Information supplied =>
** start **
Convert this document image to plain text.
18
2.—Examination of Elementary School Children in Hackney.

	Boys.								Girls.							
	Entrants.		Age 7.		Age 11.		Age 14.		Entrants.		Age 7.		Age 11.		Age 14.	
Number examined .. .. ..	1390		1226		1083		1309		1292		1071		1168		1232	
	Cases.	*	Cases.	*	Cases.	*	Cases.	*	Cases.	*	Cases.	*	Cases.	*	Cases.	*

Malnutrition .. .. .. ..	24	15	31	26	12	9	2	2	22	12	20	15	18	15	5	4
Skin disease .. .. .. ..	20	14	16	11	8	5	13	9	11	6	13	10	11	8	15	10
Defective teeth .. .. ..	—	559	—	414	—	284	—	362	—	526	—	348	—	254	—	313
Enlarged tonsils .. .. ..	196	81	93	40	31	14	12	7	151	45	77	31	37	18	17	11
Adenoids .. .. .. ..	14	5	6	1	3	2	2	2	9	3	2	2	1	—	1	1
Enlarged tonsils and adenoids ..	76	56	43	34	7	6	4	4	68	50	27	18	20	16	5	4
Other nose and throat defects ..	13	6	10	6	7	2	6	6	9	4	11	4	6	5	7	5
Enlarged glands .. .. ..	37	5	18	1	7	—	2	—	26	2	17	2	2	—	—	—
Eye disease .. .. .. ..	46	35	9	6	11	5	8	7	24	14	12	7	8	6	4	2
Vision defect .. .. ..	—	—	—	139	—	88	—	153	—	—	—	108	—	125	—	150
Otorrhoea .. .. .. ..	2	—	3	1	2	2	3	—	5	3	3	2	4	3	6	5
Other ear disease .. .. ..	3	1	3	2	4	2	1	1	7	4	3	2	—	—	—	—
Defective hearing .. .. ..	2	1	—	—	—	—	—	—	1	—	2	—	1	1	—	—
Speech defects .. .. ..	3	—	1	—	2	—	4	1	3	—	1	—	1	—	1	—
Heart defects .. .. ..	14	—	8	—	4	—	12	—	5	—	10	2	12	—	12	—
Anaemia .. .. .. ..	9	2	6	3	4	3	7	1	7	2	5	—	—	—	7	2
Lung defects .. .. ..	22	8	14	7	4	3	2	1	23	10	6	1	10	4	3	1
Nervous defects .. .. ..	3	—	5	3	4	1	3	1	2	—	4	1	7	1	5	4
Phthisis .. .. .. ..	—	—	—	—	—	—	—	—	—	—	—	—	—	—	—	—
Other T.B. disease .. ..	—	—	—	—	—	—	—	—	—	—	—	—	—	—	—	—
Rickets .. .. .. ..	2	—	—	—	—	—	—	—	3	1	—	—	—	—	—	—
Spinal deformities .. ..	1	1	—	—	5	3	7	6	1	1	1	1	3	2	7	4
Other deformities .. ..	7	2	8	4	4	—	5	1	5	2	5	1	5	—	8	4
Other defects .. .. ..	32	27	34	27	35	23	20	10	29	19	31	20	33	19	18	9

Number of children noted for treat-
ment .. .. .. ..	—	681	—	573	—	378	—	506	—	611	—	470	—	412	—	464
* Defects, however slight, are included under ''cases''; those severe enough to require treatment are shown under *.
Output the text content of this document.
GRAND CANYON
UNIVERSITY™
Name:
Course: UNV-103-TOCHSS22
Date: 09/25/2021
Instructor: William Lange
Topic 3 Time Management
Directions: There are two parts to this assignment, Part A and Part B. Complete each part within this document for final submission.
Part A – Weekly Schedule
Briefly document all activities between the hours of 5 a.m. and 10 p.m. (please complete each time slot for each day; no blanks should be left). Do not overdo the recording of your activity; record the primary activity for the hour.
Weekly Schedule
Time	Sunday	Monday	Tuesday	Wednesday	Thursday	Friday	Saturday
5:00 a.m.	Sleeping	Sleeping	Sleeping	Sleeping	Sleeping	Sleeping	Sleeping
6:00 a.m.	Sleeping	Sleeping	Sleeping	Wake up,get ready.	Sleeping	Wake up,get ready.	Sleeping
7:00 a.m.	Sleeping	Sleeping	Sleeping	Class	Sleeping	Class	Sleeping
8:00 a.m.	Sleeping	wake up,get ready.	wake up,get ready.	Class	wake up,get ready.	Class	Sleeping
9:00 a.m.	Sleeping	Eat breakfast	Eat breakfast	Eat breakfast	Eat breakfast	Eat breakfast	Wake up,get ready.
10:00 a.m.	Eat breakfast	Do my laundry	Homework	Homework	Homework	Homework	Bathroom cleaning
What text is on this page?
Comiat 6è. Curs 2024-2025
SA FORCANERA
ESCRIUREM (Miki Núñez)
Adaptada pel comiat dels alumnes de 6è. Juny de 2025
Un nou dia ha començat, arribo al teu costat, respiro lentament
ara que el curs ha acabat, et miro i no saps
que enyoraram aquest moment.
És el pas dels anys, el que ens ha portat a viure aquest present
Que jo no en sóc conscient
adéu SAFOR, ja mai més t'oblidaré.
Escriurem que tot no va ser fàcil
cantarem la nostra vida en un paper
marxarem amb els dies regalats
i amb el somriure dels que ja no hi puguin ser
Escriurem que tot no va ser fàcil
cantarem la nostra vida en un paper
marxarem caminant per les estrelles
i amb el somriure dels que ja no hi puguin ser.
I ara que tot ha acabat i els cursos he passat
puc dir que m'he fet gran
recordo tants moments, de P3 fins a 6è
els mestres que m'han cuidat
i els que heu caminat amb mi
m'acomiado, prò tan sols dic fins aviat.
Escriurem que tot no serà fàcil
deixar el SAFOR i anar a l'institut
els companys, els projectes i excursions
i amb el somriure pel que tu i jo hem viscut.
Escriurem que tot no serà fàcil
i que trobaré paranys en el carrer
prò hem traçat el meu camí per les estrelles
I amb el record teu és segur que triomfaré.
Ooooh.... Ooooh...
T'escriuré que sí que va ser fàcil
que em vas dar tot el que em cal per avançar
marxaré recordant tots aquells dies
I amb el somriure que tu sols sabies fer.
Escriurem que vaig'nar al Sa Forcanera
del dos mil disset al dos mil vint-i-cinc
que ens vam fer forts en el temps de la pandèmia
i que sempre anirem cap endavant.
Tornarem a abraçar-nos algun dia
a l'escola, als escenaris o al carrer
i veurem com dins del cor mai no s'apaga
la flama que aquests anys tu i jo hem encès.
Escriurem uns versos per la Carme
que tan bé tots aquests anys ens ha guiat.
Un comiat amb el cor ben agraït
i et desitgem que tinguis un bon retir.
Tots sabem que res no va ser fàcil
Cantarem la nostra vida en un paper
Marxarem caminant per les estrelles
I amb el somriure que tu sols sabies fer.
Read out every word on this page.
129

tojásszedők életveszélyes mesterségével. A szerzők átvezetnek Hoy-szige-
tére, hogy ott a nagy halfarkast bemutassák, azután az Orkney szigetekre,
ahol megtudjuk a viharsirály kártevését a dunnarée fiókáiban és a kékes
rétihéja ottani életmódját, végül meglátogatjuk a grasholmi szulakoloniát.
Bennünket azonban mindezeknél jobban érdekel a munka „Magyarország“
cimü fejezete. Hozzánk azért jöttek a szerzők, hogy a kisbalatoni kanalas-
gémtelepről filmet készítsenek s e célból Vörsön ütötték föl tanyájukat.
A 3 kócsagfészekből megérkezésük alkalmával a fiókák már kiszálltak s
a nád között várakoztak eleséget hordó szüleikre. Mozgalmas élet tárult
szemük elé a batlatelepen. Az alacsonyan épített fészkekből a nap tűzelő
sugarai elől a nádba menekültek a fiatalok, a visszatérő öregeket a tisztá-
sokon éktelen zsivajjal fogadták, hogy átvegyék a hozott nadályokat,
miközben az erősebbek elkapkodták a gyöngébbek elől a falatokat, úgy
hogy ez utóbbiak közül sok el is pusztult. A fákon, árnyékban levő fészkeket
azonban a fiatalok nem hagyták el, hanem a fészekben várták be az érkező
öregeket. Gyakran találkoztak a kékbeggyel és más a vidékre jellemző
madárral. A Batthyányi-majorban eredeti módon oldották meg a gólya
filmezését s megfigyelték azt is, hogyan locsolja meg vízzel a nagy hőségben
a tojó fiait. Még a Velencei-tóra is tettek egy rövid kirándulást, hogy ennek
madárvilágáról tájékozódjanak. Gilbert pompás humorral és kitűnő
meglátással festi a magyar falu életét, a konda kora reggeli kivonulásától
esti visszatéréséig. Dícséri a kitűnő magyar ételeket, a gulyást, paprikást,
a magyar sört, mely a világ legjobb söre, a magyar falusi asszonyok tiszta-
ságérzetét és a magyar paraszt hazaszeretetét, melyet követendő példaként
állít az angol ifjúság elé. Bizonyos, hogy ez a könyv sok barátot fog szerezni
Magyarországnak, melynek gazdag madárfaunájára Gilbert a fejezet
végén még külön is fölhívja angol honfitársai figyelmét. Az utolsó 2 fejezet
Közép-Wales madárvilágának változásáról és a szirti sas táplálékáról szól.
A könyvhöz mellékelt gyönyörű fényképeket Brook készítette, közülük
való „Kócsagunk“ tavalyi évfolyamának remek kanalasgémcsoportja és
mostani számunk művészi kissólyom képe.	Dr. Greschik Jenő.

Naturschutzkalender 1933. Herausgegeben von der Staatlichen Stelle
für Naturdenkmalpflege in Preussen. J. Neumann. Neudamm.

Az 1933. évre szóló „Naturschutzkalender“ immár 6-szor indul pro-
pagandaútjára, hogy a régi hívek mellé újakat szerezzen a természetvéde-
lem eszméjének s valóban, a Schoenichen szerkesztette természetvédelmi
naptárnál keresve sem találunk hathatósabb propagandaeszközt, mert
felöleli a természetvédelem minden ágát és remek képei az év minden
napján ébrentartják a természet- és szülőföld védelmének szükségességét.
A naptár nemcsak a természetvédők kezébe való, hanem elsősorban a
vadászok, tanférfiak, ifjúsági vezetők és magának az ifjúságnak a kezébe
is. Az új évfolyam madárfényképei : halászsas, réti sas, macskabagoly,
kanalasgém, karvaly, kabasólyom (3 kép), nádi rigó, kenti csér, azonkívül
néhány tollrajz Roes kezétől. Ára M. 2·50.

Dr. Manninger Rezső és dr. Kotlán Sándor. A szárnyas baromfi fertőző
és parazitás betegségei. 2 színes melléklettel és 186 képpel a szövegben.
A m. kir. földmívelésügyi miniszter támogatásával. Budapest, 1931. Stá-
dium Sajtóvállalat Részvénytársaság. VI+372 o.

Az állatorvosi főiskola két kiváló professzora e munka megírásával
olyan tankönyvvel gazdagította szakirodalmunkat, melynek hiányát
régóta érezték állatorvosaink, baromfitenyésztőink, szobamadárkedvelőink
** end **
Direction => Filter the listing for the word "acabat" and copy every line that holds it.

Solution for this exercise =>
ara que el curs ha acabat, et miro i no saps
I ara que tot ha acabat i els cursos he passat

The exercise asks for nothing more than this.